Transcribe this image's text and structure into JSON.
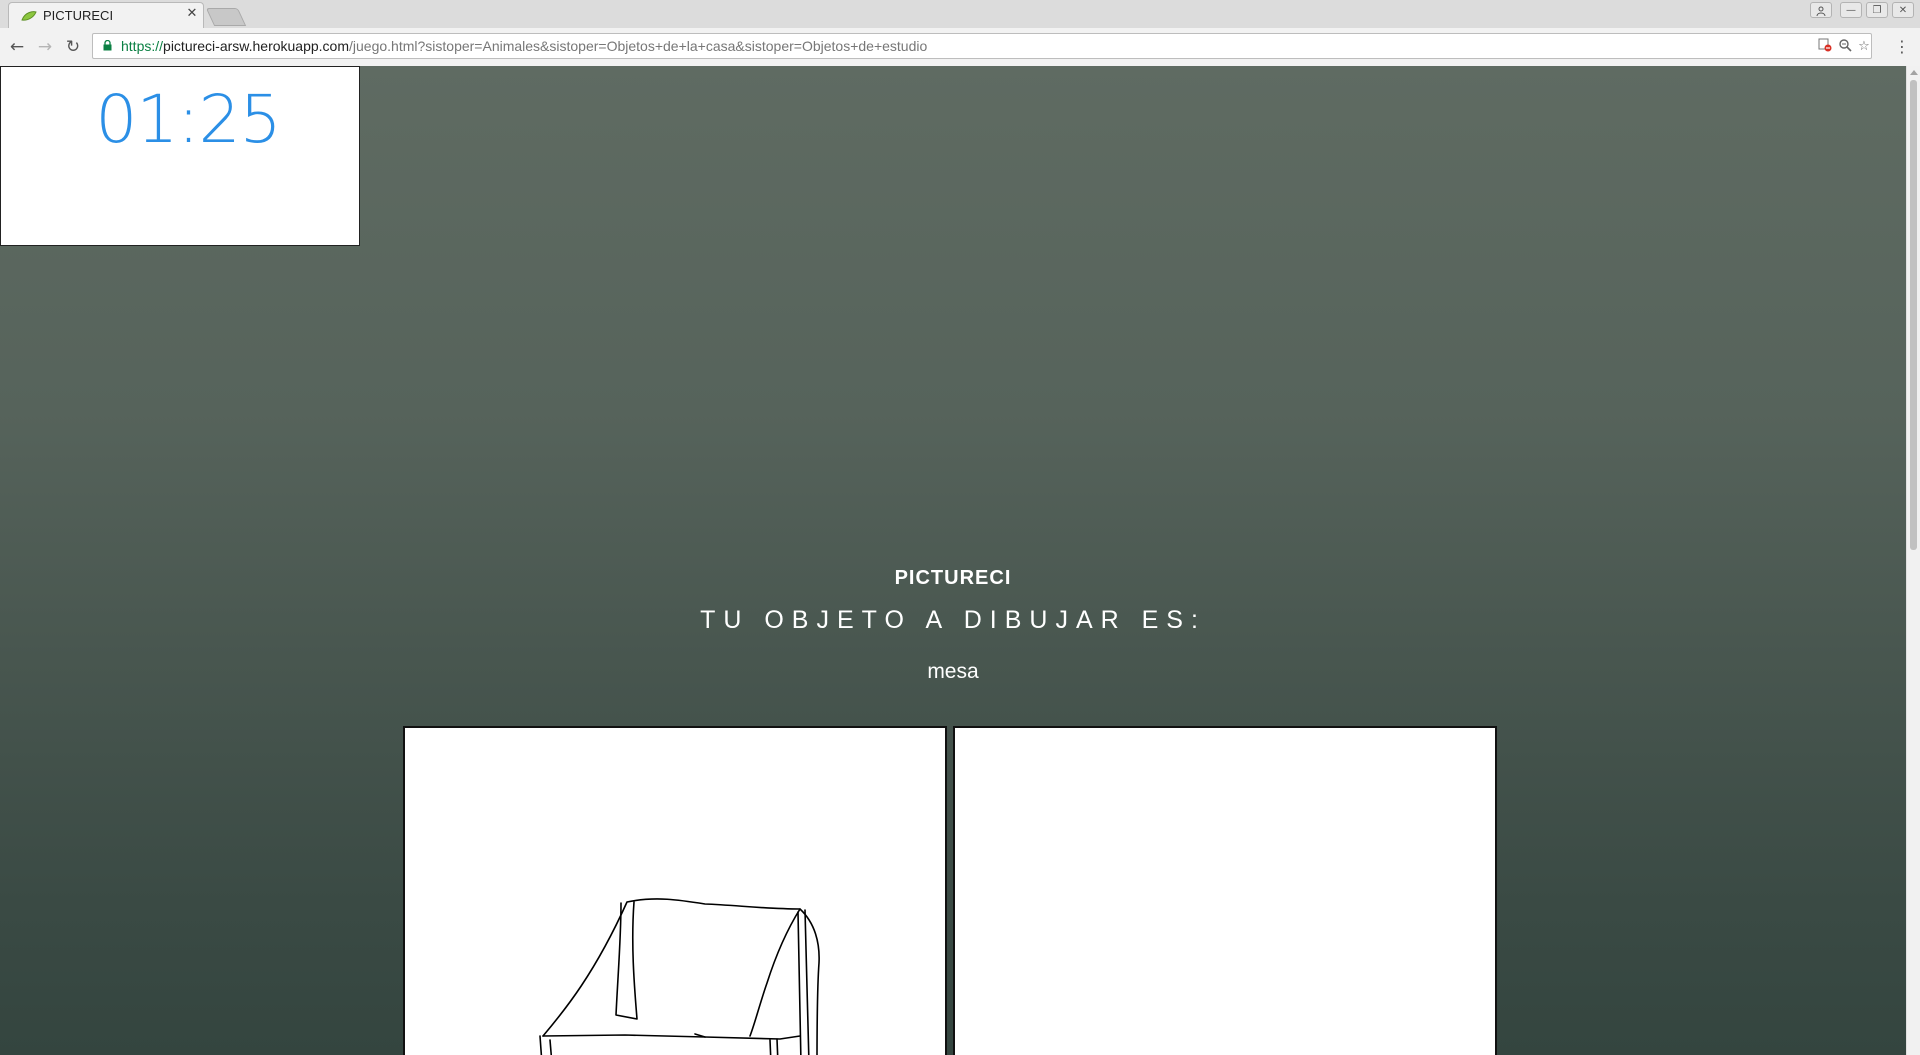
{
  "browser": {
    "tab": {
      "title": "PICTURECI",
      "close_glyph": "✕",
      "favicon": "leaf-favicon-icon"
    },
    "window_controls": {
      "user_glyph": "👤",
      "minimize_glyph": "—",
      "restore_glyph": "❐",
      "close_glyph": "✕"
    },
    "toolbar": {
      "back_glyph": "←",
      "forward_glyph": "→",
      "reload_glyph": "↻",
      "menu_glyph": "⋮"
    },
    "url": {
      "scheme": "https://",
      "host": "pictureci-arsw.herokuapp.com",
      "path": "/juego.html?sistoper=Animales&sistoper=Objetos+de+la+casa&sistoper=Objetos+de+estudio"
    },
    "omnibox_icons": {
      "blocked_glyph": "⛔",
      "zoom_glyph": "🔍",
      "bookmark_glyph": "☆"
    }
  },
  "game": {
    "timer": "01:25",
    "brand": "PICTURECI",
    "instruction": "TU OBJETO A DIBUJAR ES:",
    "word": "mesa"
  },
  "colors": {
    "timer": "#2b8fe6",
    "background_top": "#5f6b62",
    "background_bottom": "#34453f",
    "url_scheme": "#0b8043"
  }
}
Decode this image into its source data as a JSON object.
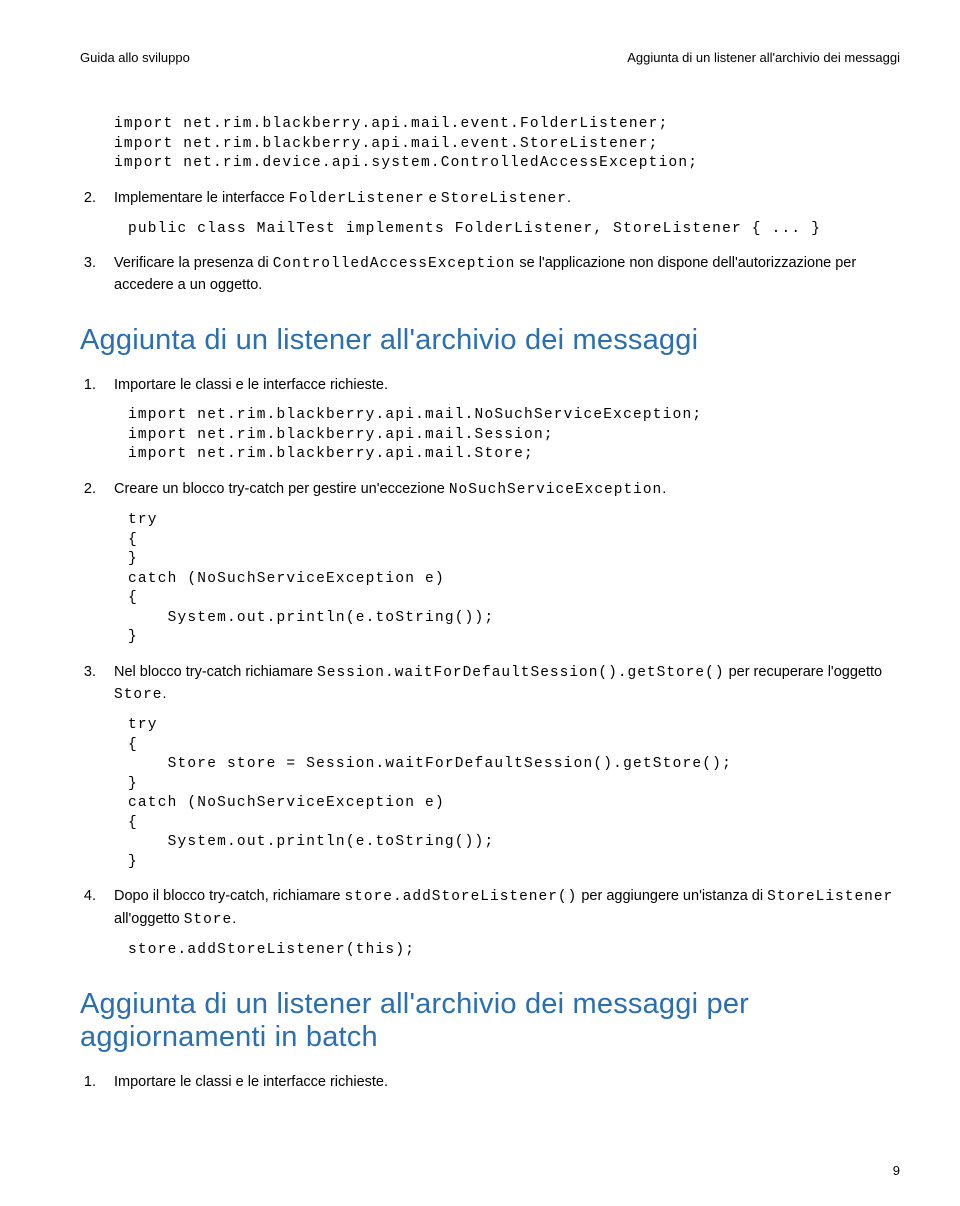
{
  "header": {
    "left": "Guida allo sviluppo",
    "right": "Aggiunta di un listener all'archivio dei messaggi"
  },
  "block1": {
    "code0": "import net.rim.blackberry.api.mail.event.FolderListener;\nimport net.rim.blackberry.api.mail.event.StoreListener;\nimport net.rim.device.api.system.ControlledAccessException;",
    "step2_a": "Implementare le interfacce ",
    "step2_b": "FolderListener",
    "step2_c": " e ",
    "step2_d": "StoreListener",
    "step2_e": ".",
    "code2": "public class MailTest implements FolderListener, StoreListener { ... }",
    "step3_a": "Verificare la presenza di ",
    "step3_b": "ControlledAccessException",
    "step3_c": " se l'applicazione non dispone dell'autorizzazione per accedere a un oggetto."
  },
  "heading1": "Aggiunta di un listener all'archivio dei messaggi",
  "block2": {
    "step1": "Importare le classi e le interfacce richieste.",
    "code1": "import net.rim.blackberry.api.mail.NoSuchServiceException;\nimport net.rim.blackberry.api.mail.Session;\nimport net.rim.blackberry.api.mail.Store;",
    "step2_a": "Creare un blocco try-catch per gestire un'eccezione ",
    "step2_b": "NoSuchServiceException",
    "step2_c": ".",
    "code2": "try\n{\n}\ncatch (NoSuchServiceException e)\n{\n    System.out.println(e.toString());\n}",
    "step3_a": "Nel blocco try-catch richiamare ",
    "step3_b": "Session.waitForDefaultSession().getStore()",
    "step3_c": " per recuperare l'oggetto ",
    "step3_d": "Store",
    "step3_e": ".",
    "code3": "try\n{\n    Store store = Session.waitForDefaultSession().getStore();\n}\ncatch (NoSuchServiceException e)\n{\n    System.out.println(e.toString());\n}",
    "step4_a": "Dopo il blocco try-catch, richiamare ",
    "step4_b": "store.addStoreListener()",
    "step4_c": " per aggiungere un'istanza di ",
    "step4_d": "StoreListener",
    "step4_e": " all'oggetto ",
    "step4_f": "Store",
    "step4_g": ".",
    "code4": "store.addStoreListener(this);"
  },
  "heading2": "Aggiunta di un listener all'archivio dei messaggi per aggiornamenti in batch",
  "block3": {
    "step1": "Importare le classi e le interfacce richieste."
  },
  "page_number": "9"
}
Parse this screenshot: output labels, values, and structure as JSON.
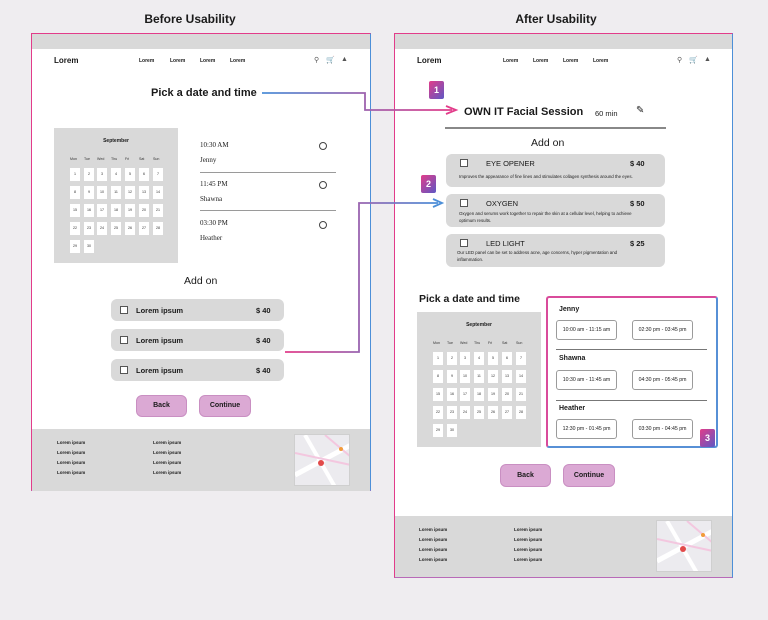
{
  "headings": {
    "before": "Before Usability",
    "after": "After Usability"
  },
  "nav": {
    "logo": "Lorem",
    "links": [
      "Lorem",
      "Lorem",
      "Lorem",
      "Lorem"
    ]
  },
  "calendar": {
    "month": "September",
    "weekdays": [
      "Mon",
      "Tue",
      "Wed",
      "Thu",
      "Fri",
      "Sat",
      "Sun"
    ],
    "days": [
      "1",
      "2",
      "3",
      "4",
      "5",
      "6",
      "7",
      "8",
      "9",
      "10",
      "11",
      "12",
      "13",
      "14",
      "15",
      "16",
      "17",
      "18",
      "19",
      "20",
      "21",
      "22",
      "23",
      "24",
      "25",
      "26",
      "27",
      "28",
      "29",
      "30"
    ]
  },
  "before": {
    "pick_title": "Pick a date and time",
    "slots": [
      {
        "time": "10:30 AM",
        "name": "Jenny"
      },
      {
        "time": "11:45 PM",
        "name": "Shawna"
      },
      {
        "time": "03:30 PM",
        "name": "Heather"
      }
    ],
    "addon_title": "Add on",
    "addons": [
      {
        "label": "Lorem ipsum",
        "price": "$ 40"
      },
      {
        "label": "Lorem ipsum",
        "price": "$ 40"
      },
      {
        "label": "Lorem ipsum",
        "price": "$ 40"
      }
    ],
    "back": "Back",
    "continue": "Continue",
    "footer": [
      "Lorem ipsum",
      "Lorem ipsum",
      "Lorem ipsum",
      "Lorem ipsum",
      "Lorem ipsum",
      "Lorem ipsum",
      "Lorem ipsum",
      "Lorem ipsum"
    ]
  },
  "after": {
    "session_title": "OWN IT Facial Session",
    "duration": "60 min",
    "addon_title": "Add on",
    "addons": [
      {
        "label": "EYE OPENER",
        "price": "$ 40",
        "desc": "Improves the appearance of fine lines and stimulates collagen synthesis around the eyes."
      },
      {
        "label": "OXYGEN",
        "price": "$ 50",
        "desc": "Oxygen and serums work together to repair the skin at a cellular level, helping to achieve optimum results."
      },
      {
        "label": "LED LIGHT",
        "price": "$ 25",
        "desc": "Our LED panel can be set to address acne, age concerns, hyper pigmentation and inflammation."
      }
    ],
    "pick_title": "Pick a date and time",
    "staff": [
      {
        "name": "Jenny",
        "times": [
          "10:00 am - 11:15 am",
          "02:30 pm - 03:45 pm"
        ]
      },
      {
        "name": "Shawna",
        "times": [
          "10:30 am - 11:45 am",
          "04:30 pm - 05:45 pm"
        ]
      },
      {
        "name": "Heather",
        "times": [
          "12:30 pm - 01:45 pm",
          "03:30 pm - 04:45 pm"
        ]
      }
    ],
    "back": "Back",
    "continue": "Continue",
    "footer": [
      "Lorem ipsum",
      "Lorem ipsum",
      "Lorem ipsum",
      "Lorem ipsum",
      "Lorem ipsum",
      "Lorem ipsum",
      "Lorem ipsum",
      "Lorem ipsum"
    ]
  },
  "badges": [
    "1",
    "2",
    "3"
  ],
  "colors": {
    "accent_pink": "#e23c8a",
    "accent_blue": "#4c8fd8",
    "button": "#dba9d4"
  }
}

» **WHAT YOU SHOULD DO**
Review the material and copy each line in which the word "Importare" appears.

» **RESPONSE TO THIS EXERCISE**
    "step1": "Importare le classi e le interfacce richieste.",
    "step1": "Importare le classi e le interfacce richieste."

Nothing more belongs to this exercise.